Instructions for the task:
Each entry below is to be given again word for word, with no pictures.

>>>

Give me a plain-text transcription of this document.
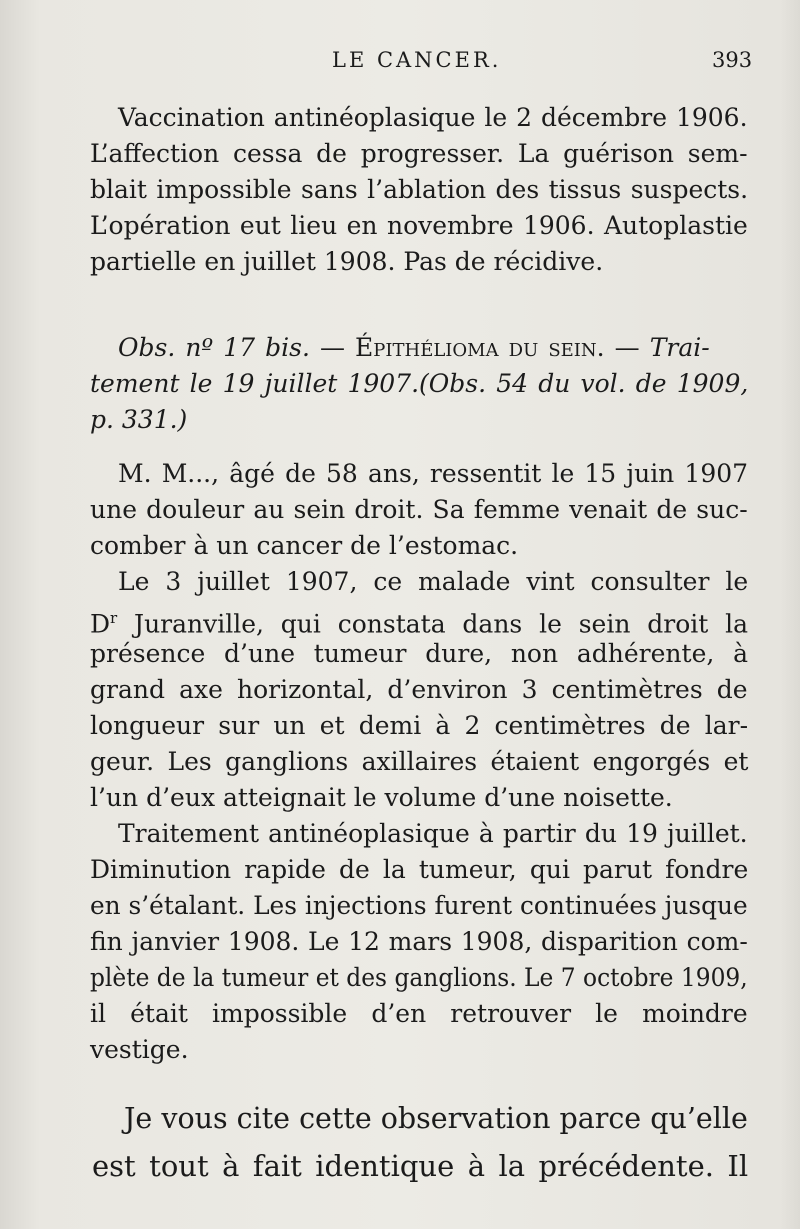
LE CANCER.	393
Vaccination antinéoplasique le 2 décembre 1906.
L’affection cessa de progresser. La guérison sem-
blait impossible sans l’ablation des tissus suspects.
L’opération eut lieu en novembre 1906. Autoplastie
partielle en juillet 1908. Pas de récidive.
Obs. nº 17 bis. — Épithélioma du sein. — Trai-
tement le 19 juillet 1907.(Obs. 54 du vol. de 1909,
p. 331.)
M. M..., âgé de 58 ans, ressentit le 15 juin 1907
une douleur au sein droit. Sa femme venait de suc-
comber à un cancer de l’estomac.
Le 3 juillet 1907, ce malade vint consulter le
$D^r$ Juranville, qui constata dans le sein droit la
présence d’une tumeur dure, non adhérente, à
grand axe horizontal, d’environ 3 centimètres de
longueur sur un et demi à 2 centimètres de lar-
geur. Les ganglions axillaires étaient engorgés et
l’un d’eux atteignait le volume d’une noisette.
Traitement antinéoplasique à partir du 19 juillet.
Diminution rapide de la tumeur, qui parut fondre
en s’étalant. Les injections furent continuées jusque
fin janvier 1908. Le 12 mars 1908, disparition com-
plète de la tumeur et des ganglions. Le 7 octobre 1909,
il était impossible d’en retrouver le moindre
vestige.
Je vous cite cette observation parce qu’elle
est tout à fait identique à la précédente. Il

<<<

Response to the task:
Give me a plain-text transcription of this document.
LE CANCER.	393
Vaccination antinéoplasique le 2 décembre 1906.
L’affection cessa de progresser. La guérison sem-
blait impossible sans l’ablation des tissus suspects.
L’opération eut lieu en novembre 1906. Autoplastie
partielle en juillet 1908. Pas de récidive.
Obs. nº 17 bis. — Épithélioma du sein. — Trai-
tement le 19 juillet 1907.(Obs. 54 du vol. de 1909,
p. 331.)
M. M..., âgé de 58 ans, ressentit le 15 juin 1907
une douleur au sein droit. Sa femme venait de suc-
comber à un cancer de l’estomac.
Le 3 juillet 1907, ce malade vint consulter le
$D^r$ Juranville, qui constata dans le sein droit la
présence d’une tumeur dure, non adhérente, à
grand axe horizontal, d’environ 3 centimètres de
longueur sur un et demi à 2 centimètres de lar-
geur. Les ganglions axillaires étaient engorgés et
l’un d’eux atteignait le volume d’une noisette.
Traitement antinéoplasique à partir du 19 juillet.
Diminution rapide de la tumeur, qui parut fondre
en s’étalant. Les injections furent continuées jusque
fin janvier 1908. Le 12 mars 1908, disparition com-
plète de la tumeur et des ganglions. Le 7 octobre 1909,
il était impossible d’en retrouver le moindre
vestige.
Je vous cite cette observation parce qu’elle
est tout à fait identique à la précédente. Il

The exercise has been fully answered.